── DATASET EXTRACT
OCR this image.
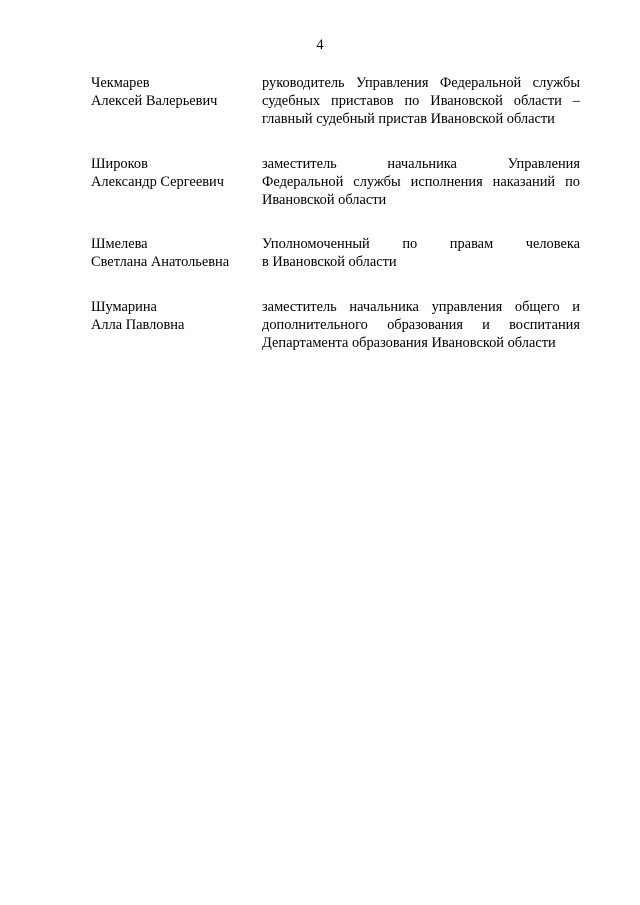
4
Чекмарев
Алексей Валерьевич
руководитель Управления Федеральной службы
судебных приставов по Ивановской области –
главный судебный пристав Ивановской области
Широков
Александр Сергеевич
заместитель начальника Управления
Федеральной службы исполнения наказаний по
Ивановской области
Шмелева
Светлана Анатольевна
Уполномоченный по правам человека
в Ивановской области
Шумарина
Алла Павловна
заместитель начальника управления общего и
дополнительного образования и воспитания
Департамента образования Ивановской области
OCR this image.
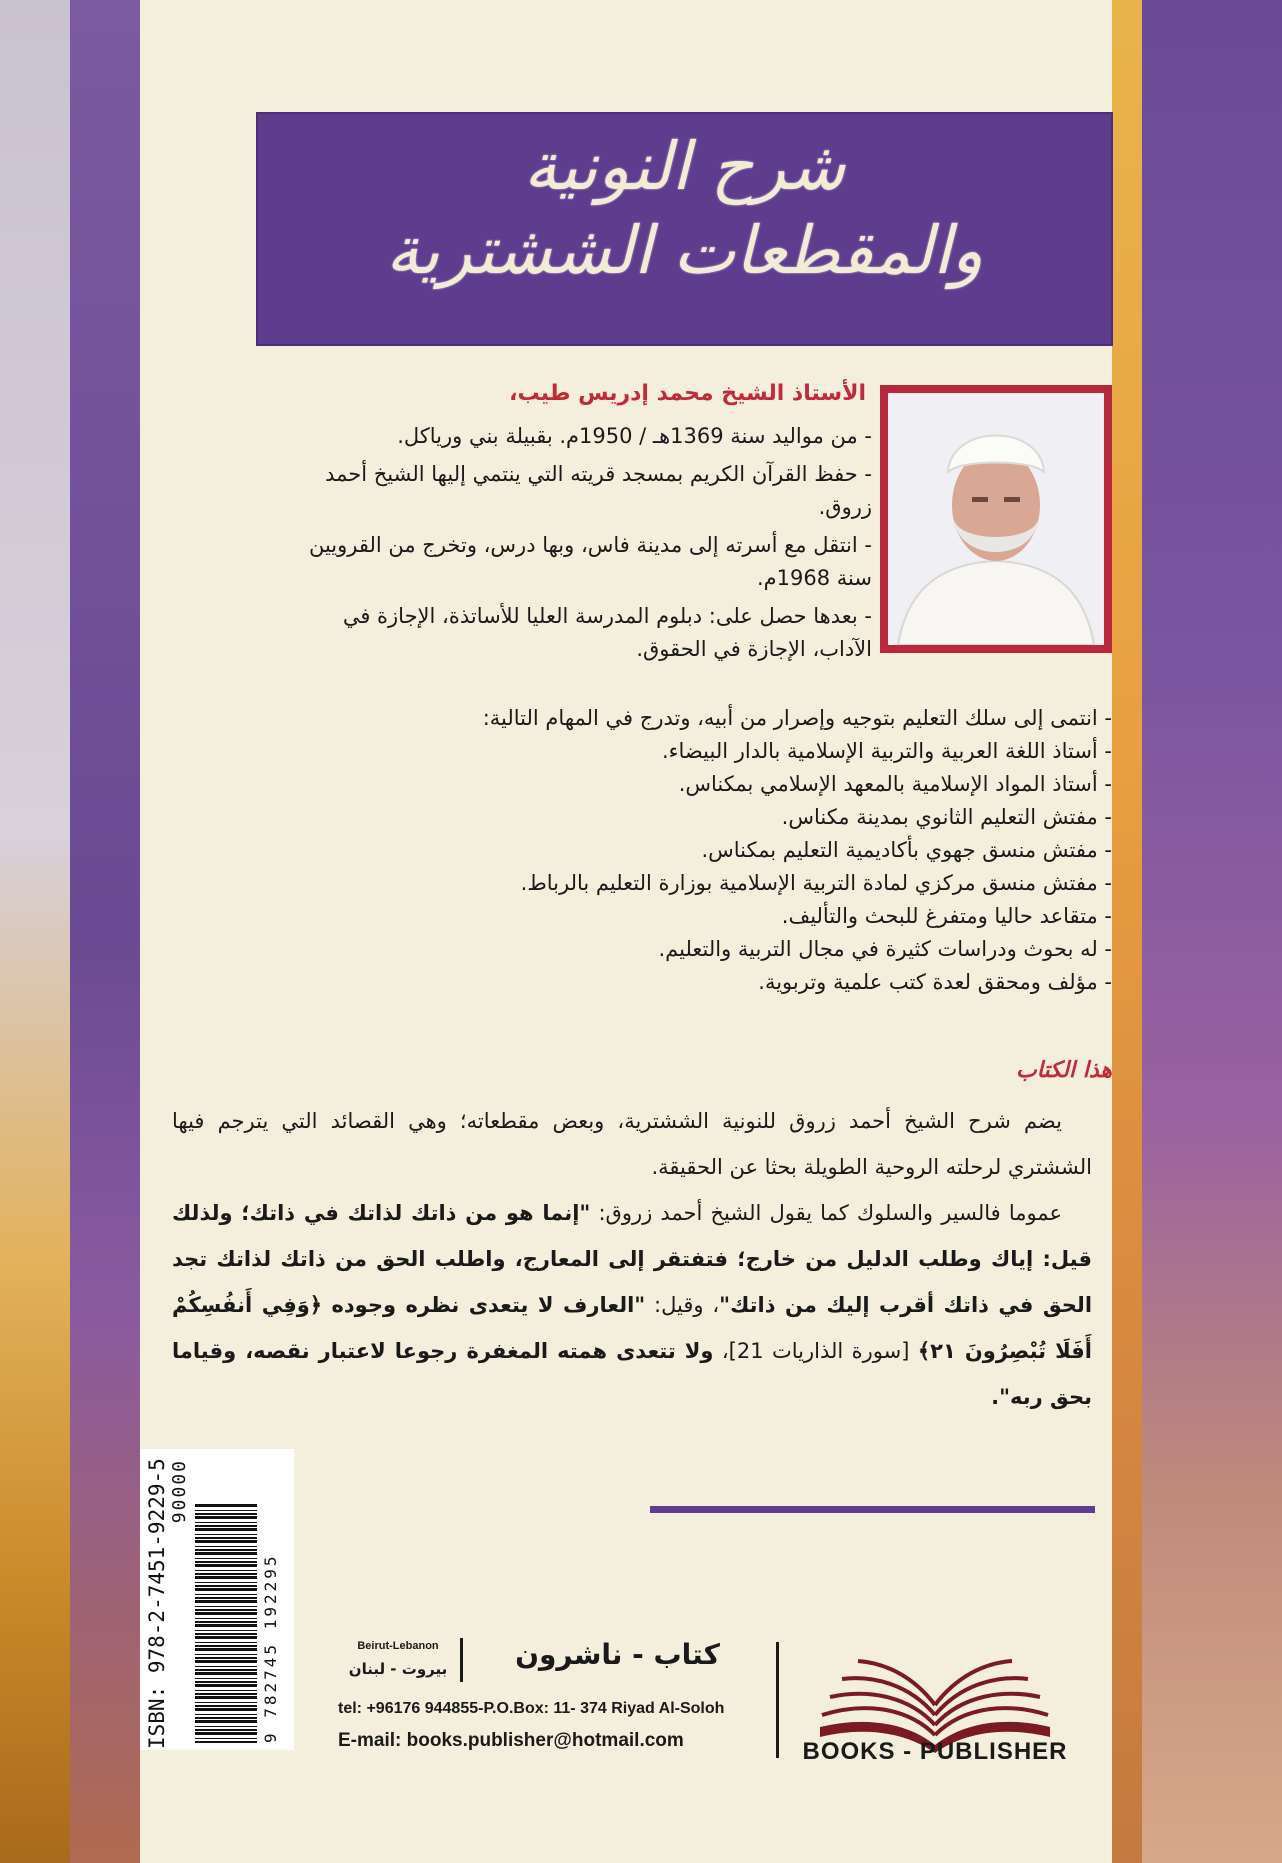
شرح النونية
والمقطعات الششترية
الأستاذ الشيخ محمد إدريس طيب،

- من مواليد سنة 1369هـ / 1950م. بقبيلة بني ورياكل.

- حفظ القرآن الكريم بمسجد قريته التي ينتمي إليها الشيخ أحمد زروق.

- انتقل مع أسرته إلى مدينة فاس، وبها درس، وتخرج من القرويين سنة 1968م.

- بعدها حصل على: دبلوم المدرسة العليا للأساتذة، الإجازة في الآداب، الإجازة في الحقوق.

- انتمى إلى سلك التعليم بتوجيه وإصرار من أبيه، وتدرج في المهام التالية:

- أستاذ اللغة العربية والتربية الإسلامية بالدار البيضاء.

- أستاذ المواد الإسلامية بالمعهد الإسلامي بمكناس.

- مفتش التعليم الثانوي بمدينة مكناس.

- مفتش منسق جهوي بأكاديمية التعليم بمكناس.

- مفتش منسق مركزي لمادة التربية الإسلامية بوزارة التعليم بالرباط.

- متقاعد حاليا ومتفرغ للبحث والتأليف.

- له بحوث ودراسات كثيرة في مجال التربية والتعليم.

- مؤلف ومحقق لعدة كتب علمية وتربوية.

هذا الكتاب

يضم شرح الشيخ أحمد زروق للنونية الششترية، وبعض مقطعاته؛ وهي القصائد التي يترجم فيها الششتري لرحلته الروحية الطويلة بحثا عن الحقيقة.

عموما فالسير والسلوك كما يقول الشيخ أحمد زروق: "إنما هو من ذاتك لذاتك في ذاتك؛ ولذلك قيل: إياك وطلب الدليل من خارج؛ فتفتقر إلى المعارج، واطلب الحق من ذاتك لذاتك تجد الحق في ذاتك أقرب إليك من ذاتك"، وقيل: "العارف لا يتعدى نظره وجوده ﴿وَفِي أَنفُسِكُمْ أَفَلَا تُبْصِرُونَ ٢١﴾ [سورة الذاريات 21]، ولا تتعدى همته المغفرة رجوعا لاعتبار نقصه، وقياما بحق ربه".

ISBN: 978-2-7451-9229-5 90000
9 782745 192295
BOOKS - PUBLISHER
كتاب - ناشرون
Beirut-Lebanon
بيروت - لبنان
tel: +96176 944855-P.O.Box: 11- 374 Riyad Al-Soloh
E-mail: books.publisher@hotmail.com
────
── DATASET EXTRACT
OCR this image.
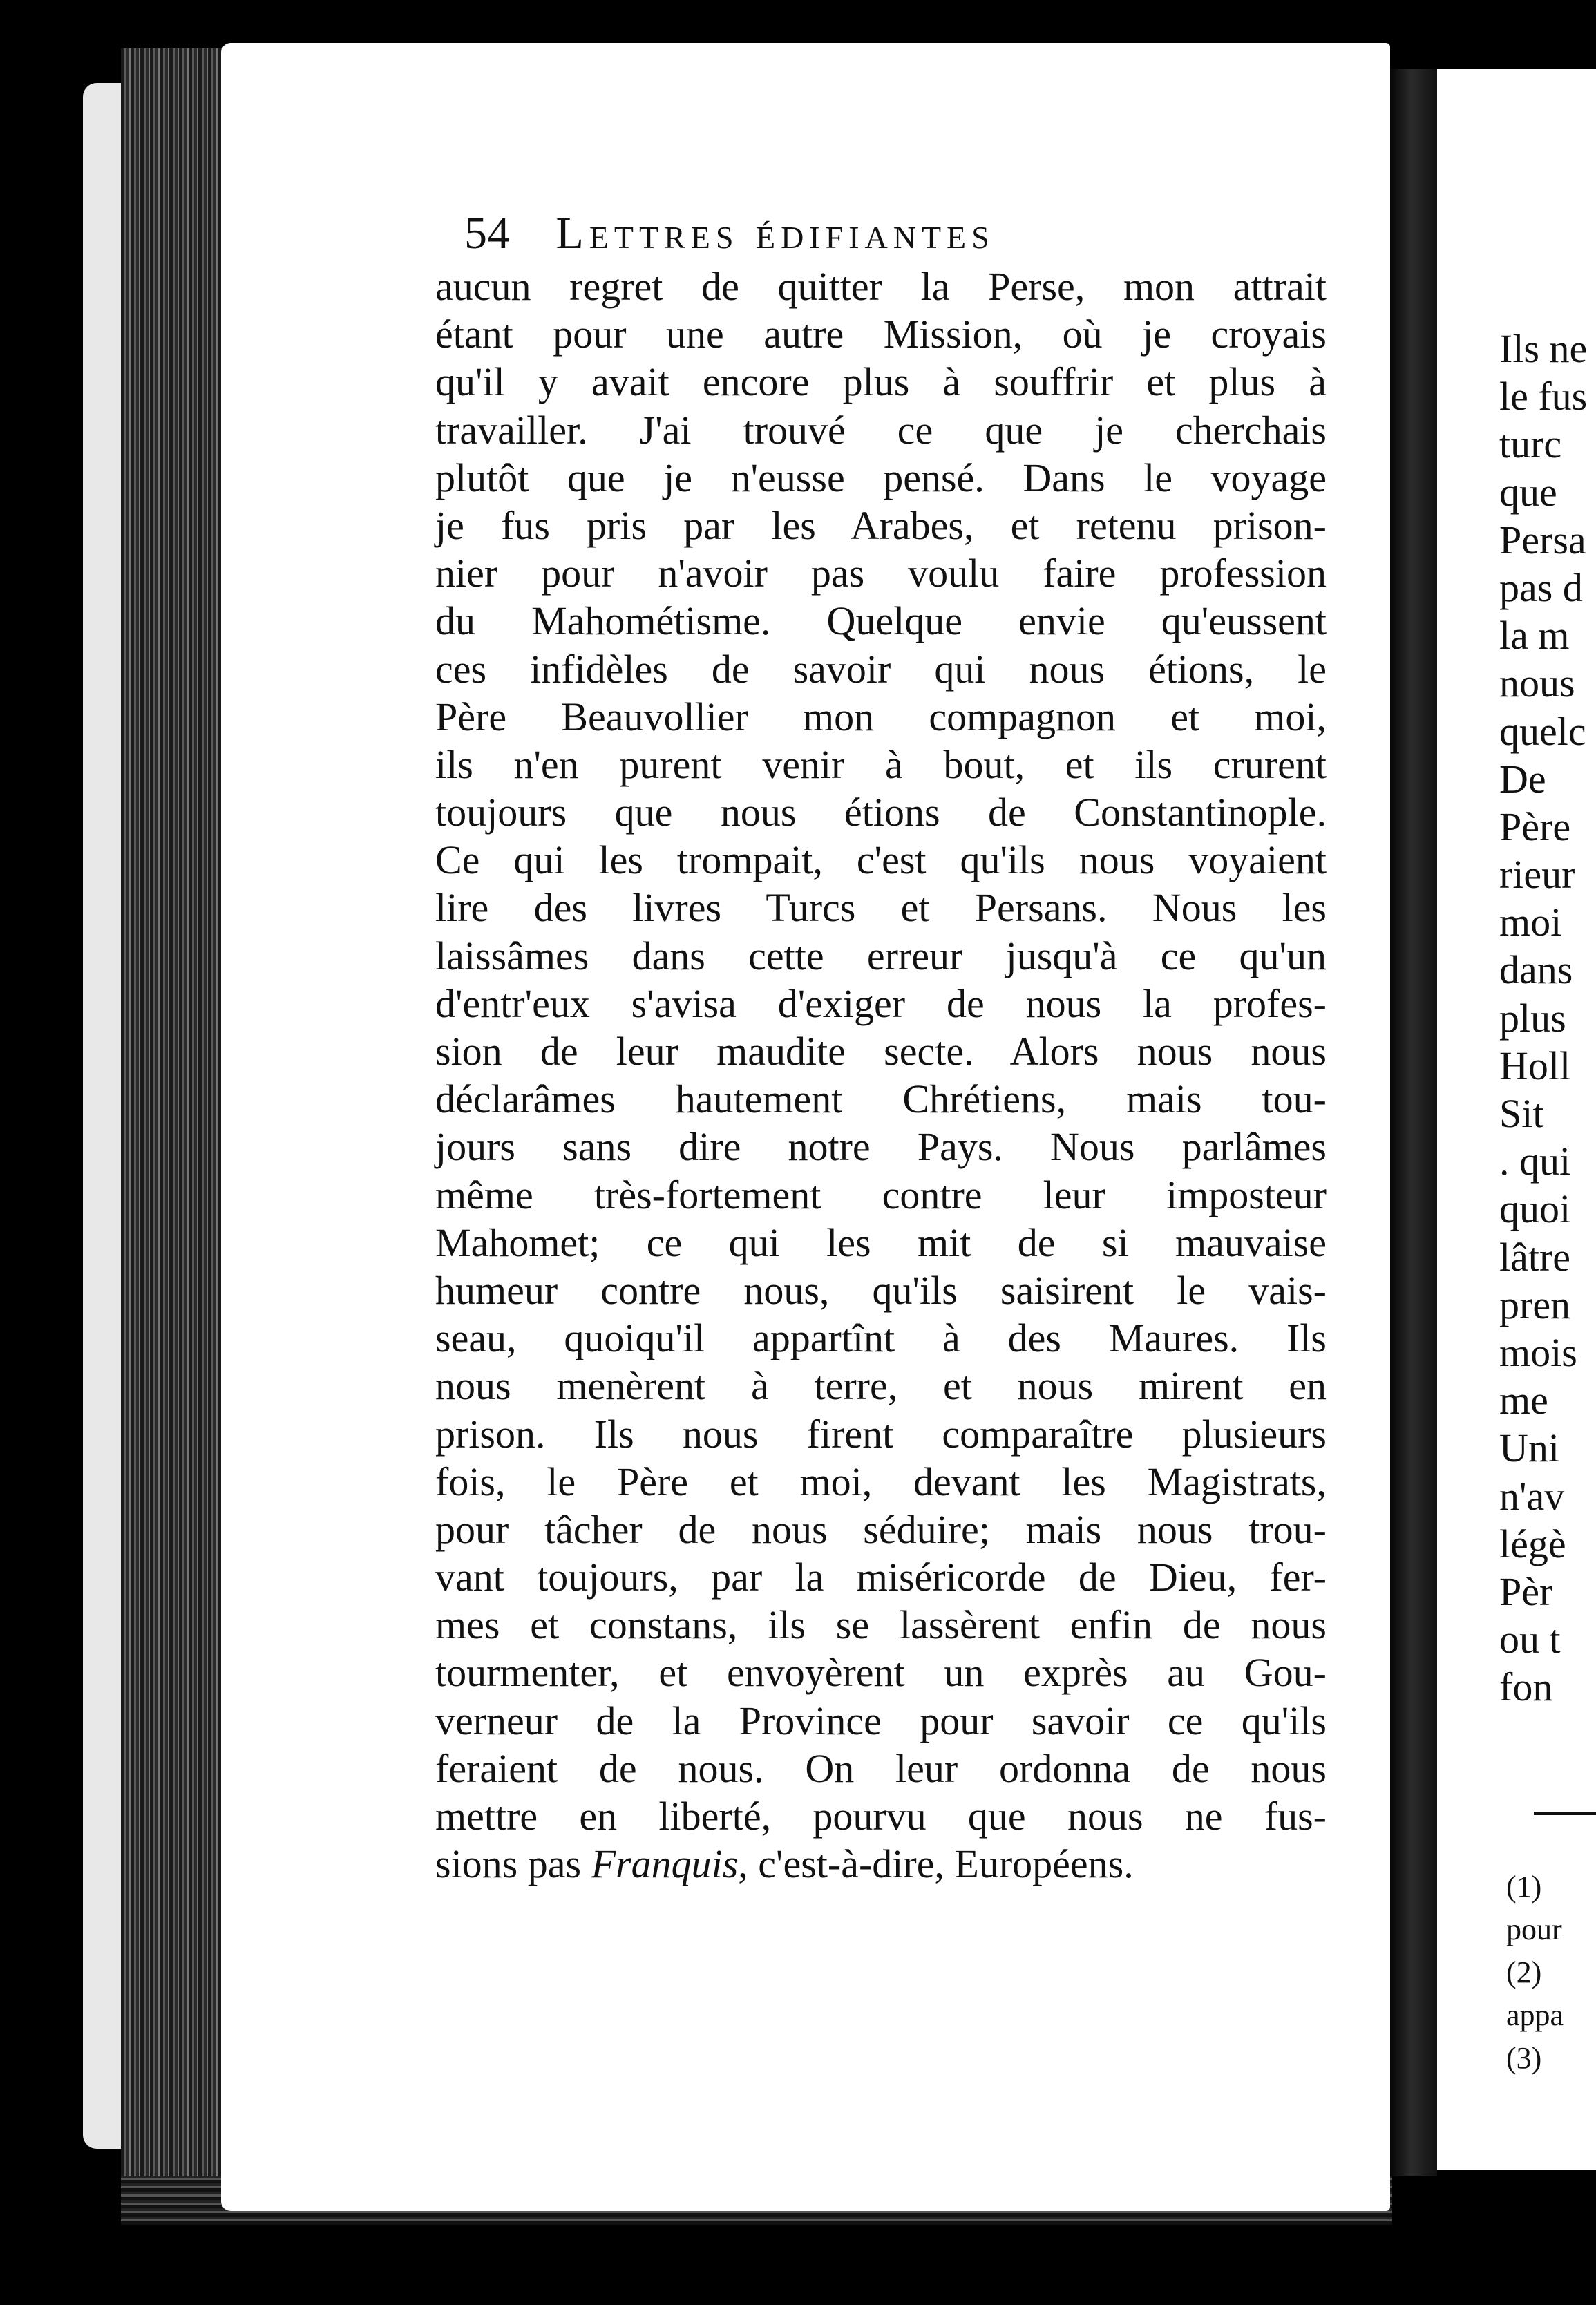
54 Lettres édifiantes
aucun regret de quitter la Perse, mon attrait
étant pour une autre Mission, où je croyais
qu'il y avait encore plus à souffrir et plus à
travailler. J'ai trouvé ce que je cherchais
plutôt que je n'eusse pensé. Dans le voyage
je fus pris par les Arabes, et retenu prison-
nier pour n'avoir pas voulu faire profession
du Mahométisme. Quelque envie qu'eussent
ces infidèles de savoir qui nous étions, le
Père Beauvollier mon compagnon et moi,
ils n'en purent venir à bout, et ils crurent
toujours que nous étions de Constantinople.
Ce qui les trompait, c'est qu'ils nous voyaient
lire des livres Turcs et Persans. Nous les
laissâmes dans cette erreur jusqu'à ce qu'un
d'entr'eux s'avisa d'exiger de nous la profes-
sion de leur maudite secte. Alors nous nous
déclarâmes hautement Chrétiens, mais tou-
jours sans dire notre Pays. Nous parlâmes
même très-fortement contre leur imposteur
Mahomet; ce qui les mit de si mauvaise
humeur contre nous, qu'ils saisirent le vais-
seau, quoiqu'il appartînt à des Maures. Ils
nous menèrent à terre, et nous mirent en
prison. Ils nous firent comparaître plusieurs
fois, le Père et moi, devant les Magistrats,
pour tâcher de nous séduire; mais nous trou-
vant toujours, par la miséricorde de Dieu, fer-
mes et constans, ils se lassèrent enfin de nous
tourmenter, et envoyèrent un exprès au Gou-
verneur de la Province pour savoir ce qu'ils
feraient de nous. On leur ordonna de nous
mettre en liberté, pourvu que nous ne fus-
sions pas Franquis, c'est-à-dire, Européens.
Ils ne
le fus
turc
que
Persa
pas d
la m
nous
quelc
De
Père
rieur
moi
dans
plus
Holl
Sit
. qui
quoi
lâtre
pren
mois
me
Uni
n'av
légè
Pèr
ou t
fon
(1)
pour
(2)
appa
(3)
────
**EXERCISE DIRECTIONS:**
Report how many lines of the listing hold the word "prison", with nothing but the number.

**CORRECT RESPONSE:**
2